- THE TASK -
Every line of the material is to be repeated exactly as it stands.

## start

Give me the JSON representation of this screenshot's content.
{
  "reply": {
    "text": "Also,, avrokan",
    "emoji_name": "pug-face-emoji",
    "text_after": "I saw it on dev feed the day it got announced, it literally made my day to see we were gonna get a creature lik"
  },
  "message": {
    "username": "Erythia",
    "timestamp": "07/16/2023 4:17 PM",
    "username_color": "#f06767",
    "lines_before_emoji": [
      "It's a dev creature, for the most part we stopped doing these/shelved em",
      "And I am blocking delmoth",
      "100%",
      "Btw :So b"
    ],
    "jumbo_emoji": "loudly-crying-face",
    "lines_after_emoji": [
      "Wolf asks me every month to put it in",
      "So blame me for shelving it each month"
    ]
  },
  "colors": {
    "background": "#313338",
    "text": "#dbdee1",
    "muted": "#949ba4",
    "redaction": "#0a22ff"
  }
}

## end

- ANSWER TO THIS EXERCISE -
Give me the JSON representation of this screenshot's content.
{
  "reply": {
    "text": "Also,, avrokan",
    "emoji_name": "pug-face-emoji",
    "text_after": "I saw it on dev feed the day it got announced, it literally made my day to see we were gonna get a creature lik"
  },
  "message": {
    "username": "Erythia",
    "timestamp": "07/16/2023 4:17 PM",
    "username_color": "#f06767",
    "lines_before_emoji": [
      "It's a dev creature, for the most part we stopped doing these/shelved em",
      "And I am blocking delmoth",
      "100%",
      "Btw :So b"
    ],
    "jumbo_emoji": "loudly-crying-face",
    "lines_after_emoji": [
      "Wolf asks me every month to put it in",
      "So blame me for shelving it each month"
    ]
  },
  "colors": {
    "background": "#313338",
    "text": "#dbdee1",
    "muted": "#949ba4",
    "redaction": "#0a22ff"
  }
}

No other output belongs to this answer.